Testo estratto
Negli ultimi anni molti studi riportati in letteratura hanno valutato gli effetti dell’introduzione delle fasce fiorite formate da specie perenni nei frutteti. Tra i risultati più significativi: in Svizzera, in meleto fasce di fiori seminate costituite da 30 specie di fiori annuali e perenni, hanno ridotto l'impatto del danno da afidi al di sotto di una soglia ritenuta economicamente accettabile per diversi anni, senza l'uso di insetticidi. Simili risultati sono stati ottenuti in Belgio, con fasce di fiori seminate con 20 specie di fiori annuali e perenni. In Francia, la presenza di fioritura di Anthemis arvensis, Centaurea cyanus e Chrysanthemum segetum in prossimità di giovani peri infestati da psille ha soppresso significativamente il tasso di infezione in due settimane. Sempre in Francia, in meleto, le fasce fiorite hanno determinato un aumento di circa il 60% il numero di larve di coccinelle e sirfidi nelle colonie di afidi. Anche in Italia, alcuni lavori effettuati in vigneto hanno mostrato l’utilità delle fasce fiorite per l’aumento della biodiversità funzionale degli artropodi. Inoltre, molti studi mostrano una correlazione positiva tra l'abbondanza dei predatori e la riduzione dei parassiti fitofagi.

La composizione floristica delle fasce fiorite dovrebbe comprendere specie con determinate caratteristiche, quali: (i) essere attraenti per i nemici naturali degli insetti fitofagi, (ii) non essere attraenti per insetti parassiti e roditori, (iii) avere una fioritura sequenziale che copra la stagione colturale o che almeno coincida con i periodi strategici delle potenziali pullulazioni di insetti e con la fioritura delle piante, (iv) comprendere piante a rosetta per tollerare la pacciamatura ripetuta, (v) essere tolleranti al traffico delle macchine, (vi) avere ciclo di vita biennale o perenne, (vii) essere tolleranti alle condizioni del terreno ricco di nutrienti del frutteto, (viii) essere competitive con la flora spontanea, e (ix) essere tolleranti all’ombreggiamento dato dalle piante arboree.

Dati mostrati

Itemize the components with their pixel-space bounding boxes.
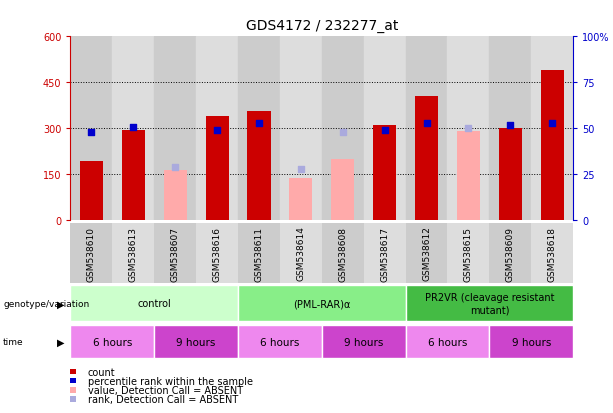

Esercizio breve
Ricopia dal testo sulle fasce fiorite il passo che comincia con «La composizione floristica» e prosegue fino a «dalle piante arboree.».

Esercizio svolto
La composizione floristica delle fasce fiorite dovrebbe comprendere specie con determinate caratteristiche, quali: (i) essere attraenti per i nemici naturali degli insetti fitofagi, (ii) non essere attraenti per insetti parassiti e roditori, (iii) avere una fioritura sequenziale che copra la stagione colturale o che almeno coincida con i periodi strategici delle potenziali pullulazioni di insetti e con la fioritura delle piante, (iv) comprendere piante a rosetta per tollerare la pacciamatura ripetuta, (v) essere tolleranti al traffico delle macchine, (vi) avere ciclo di vita biennale o perenne, (vii) essere tolleranti alle condizioni del terreno ricco di nutrienti del frutteto, (viii) essere competitive con la flora spontanea, e (ix) essere tolleranti all’ombreggiamento dato dalle piante arboree.